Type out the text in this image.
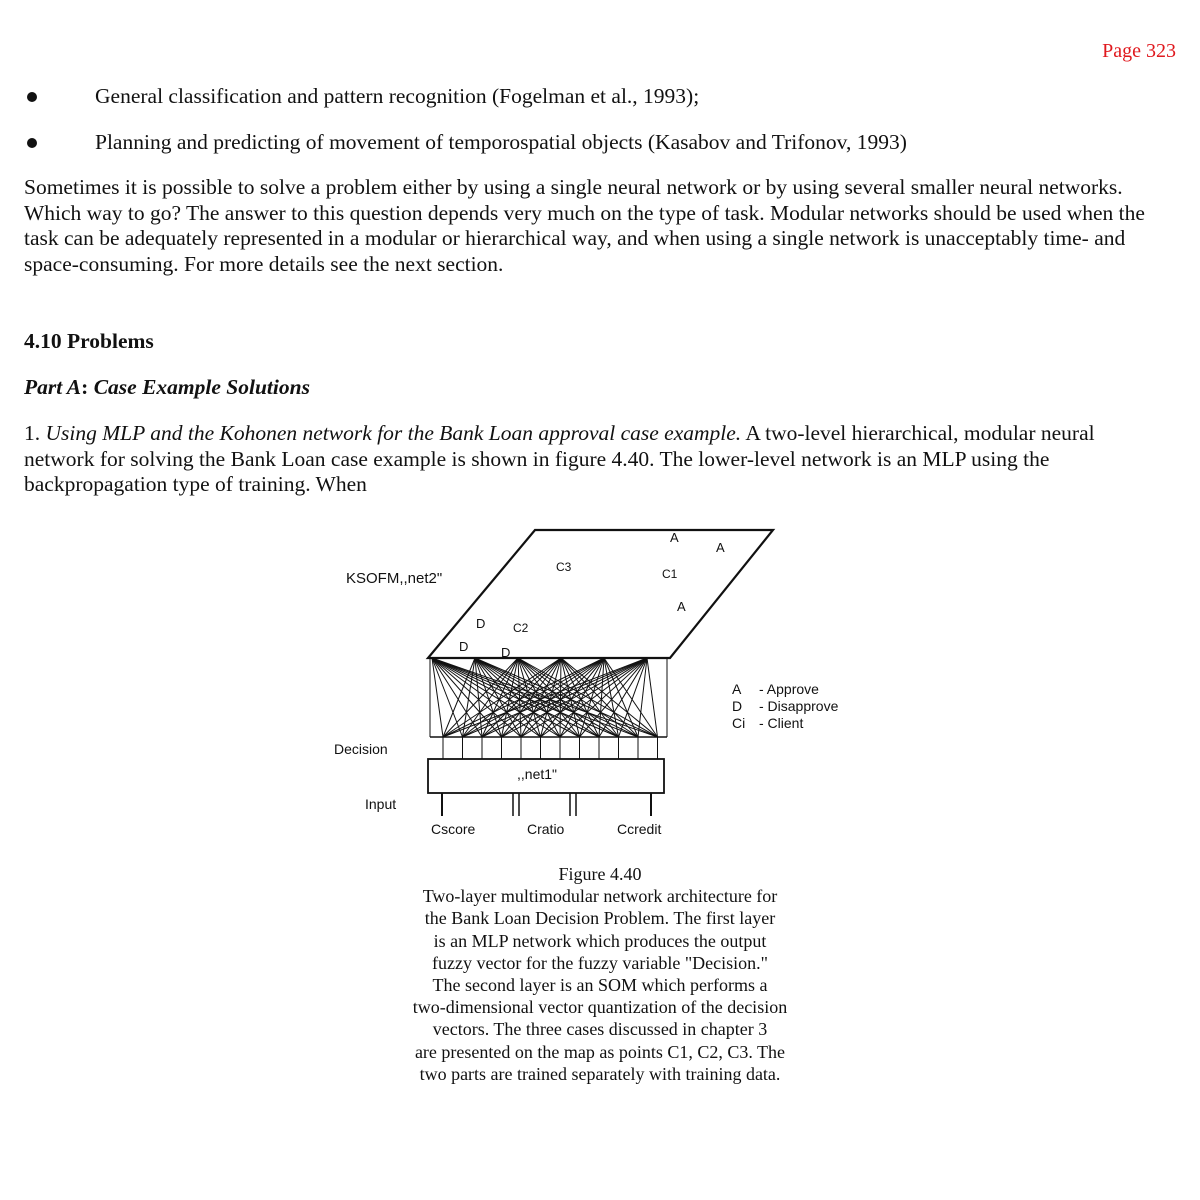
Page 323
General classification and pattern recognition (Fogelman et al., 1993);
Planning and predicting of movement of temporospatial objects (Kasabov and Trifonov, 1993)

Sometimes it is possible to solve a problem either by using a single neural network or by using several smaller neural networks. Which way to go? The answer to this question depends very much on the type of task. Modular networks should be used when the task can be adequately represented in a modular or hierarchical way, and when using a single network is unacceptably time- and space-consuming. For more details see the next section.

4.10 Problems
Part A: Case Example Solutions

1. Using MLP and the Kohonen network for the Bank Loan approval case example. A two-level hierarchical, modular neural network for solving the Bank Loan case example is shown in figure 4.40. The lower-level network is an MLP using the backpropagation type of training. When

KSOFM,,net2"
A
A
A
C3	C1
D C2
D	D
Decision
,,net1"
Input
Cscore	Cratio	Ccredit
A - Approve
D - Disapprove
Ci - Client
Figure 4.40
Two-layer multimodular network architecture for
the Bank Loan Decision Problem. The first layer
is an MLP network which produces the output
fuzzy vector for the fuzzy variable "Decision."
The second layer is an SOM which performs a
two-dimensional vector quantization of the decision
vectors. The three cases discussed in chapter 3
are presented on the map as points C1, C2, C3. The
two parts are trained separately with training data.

---

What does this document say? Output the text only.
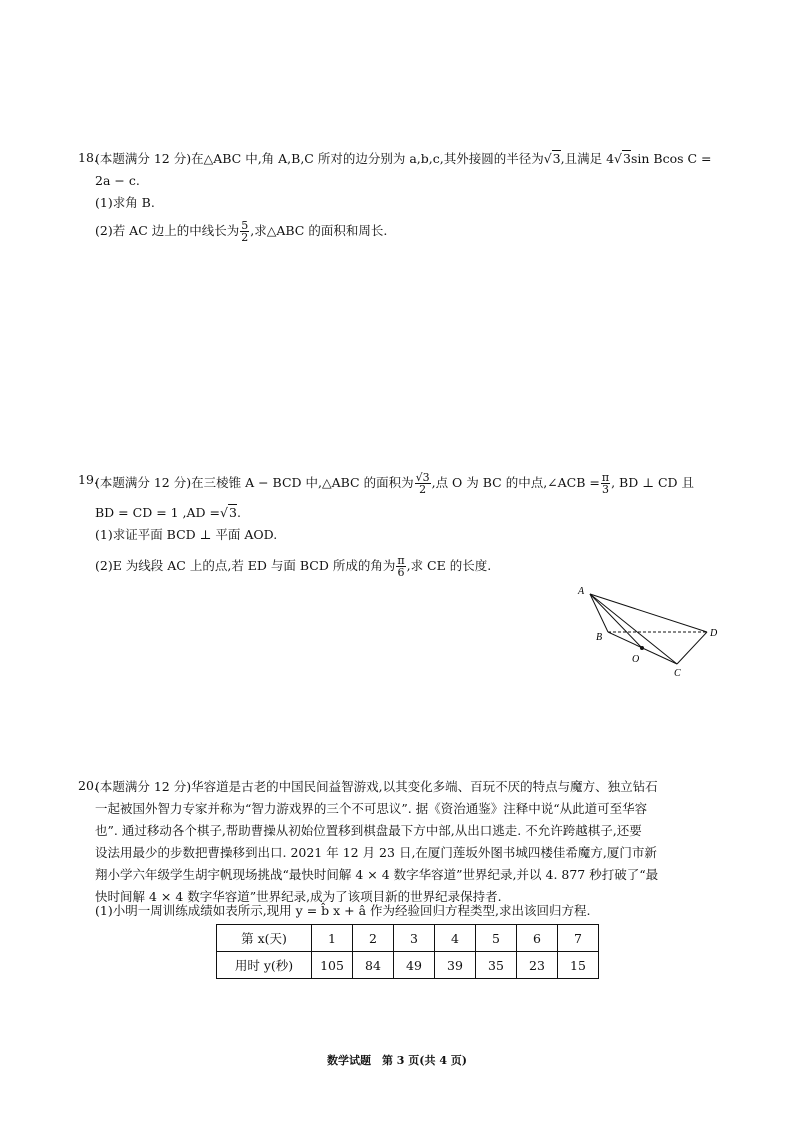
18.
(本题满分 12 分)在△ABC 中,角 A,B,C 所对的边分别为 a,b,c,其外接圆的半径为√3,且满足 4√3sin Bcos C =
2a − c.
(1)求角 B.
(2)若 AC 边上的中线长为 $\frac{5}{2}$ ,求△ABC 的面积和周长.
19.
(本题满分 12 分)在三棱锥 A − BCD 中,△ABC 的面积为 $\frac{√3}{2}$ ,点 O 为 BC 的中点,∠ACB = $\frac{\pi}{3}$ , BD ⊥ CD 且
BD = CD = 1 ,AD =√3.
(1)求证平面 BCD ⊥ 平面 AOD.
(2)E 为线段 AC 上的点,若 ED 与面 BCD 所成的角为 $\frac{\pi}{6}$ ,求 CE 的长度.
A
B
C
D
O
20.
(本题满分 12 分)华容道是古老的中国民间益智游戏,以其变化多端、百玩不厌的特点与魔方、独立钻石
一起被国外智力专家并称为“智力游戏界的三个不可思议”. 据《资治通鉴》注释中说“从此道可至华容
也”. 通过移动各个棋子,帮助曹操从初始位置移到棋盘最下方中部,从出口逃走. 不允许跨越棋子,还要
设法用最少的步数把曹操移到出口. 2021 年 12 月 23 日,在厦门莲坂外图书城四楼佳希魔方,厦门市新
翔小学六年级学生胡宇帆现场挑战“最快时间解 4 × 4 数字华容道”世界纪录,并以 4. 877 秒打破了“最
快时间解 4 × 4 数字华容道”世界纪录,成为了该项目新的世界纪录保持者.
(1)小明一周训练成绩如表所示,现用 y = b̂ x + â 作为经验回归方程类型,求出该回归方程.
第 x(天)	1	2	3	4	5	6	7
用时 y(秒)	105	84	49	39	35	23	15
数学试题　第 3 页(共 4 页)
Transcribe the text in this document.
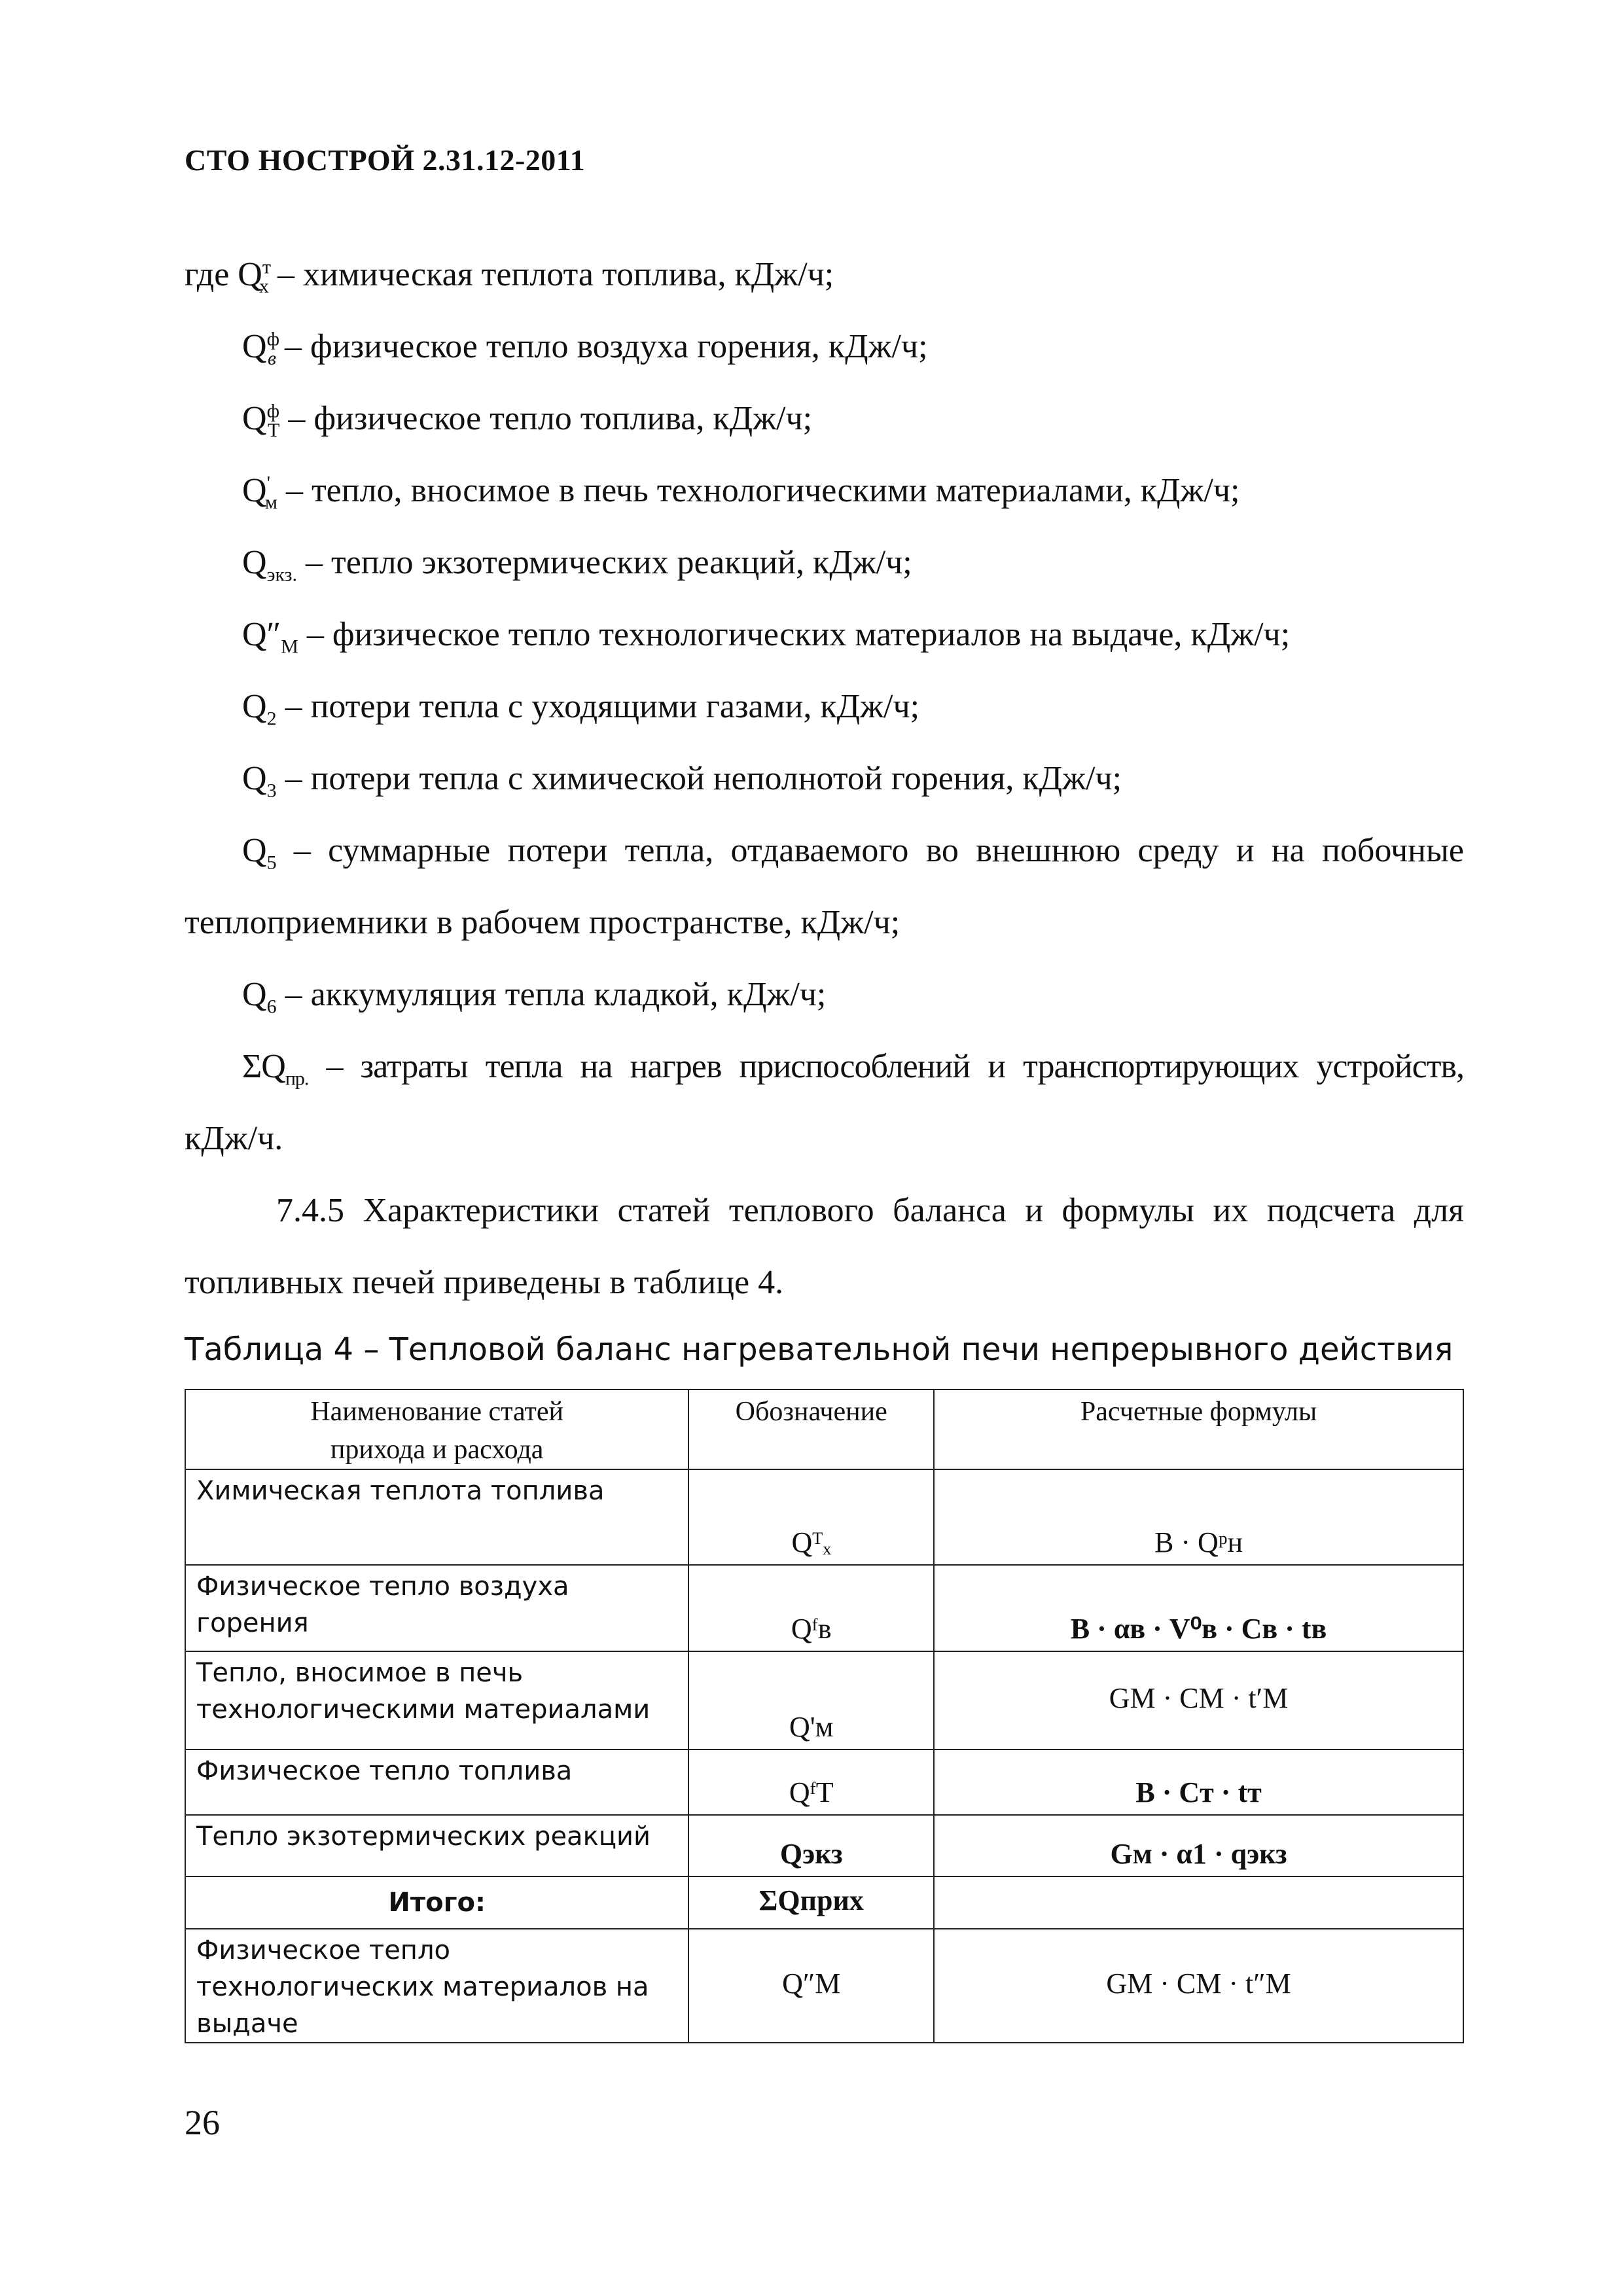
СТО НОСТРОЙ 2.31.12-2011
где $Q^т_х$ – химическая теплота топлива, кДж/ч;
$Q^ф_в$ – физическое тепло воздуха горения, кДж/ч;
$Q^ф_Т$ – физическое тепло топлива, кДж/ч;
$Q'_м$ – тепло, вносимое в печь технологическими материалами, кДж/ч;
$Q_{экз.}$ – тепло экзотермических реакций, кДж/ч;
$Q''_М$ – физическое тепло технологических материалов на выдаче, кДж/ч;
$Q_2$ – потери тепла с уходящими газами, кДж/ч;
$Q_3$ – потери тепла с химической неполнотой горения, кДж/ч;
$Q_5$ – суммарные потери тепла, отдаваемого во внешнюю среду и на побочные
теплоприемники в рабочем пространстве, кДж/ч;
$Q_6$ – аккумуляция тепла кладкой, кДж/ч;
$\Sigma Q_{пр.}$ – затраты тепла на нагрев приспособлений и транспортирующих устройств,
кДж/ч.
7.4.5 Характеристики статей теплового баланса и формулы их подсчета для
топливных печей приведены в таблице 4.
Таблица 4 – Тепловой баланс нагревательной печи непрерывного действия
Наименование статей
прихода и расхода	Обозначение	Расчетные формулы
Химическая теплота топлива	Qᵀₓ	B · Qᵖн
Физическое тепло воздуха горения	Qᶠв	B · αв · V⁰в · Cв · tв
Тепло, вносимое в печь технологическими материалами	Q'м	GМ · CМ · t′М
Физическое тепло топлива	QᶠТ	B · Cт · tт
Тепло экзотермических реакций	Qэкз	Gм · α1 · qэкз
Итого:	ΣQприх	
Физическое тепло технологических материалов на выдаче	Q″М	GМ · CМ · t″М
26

_Description of the task_
Extract all lines from the material above that include the word "вносимое".

_Output below_
$Q'_м$ – тепло, вносимое в печь технологическими материалами, кДж/ч;
Тепло, вносимое в печь технологическими материалами	Q'м	GМ · CМ · t′М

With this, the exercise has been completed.